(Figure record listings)

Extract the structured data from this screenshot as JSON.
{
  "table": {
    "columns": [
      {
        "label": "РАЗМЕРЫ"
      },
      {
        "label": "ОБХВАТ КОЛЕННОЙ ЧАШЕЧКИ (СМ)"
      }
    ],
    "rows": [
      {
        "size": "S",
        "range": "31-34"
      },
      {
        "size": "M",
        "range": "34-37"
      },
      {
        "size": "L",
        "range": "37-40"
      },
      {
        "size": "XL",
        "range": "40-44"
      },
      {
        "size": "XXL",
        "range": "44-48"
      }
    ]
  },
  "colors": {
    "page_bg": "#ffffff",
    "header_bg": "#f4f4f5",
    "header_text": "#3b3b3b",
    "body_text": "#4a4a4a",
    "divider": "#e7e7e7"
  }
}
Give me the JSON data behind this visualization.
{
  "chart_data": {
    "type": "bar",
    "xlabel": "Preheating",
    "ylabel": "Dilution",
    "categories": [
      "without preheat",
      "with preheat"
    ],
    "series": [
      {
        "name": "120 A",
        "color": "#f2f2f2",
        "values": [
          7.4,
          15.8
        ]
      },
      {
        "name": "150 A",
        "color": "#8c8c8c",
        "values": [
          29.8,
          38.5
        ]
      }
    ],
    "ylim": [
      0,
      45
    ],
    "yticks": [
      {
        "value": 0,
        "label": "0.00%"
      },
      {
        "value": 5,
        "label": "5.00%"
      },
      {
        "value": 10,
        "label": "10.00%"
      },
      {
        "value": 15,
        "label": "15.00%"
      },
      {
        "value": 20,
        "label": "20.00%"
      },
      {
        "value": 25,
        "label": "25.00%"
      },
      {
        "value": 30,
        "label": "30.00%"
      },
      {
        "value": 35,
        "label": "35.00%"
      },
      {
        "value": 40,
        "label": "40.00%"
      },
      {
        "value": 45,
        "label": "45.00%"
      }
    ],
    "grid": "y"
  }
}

* _Exercise task_
Each of the records should be retyped exactly.

* _Task response_
Extract the structured data from this screenshot as JSON.
{
  "table": {
    "columns": [
      {
        "label": "РАЗМЕРЫ"
      },
      {
        "label": "ОБХВАТ КОЛЕННОЙ ЧАШЕЧКИ (СМ)"
      }
    ],
    "rows": [
      {
        "size": "S",
        "range": "31-34"
      },
      {
        "size": "M",
        "range": "34-37"
      },
      {
        "size": "L",
        "range": "37-40"
      },
      {
        "size": "XL",
        "range": "40-44"
      },
      {
        "size": "XXL",
        "range": "44-48"
      }
    ]
  },
  "colors": {
    "page_bg": "#ffffff",
    "header_bg": "#f4f4f5",
    "header_text": "#3b3b3b",
    "body_text": "#4a4a4a",
    "divider": "#e7e7e7"
  }
}
Give me the JSON data behind this visualization.
{
  "chart_data": {
    "type": "bar",
    "xlabel": "Preheating",
    "ylabel": "Dilution",
    "categories": [
      "without preheat",
      "with preheat"
    ],
    "series": [
      {
        "name": "120 A",
        "color": "#f2f2f2",
        "values": [
          7.4,
          15.8
        ]
      },
      {
        "name": "150 A",
        "color": "#8c8c8c",
        "values": [
          29.8,
          38.5
        ]
      }
    ],
    "ylim": [
      0,
      45
    ],
    "yticks": [
      {
        "value": 0,
        "label": "0.00%"
      },
      {
        "value": 5,
        "label": "5.00%"
      },
      {
        "value": 10,
        "label": "10.00%"
      },
      {
        "value": 15,
        "label": "15.00%"
      },
      {
        "value": 20,
        "label": "20.00%"
      },
      {
        "value": 25,
        "label": "25.00%"
      },
      {
        "value": 30,
        "label": "30.00%"
      },
      {
        "value": 35,
        "label": "35.00%"
      },
      {
        "value": 40,
        "label": "40.00%"
      },
      {
        "value": 45,
        "label": "45.00%"
      }
    ],
    "grid": "y"
  }
}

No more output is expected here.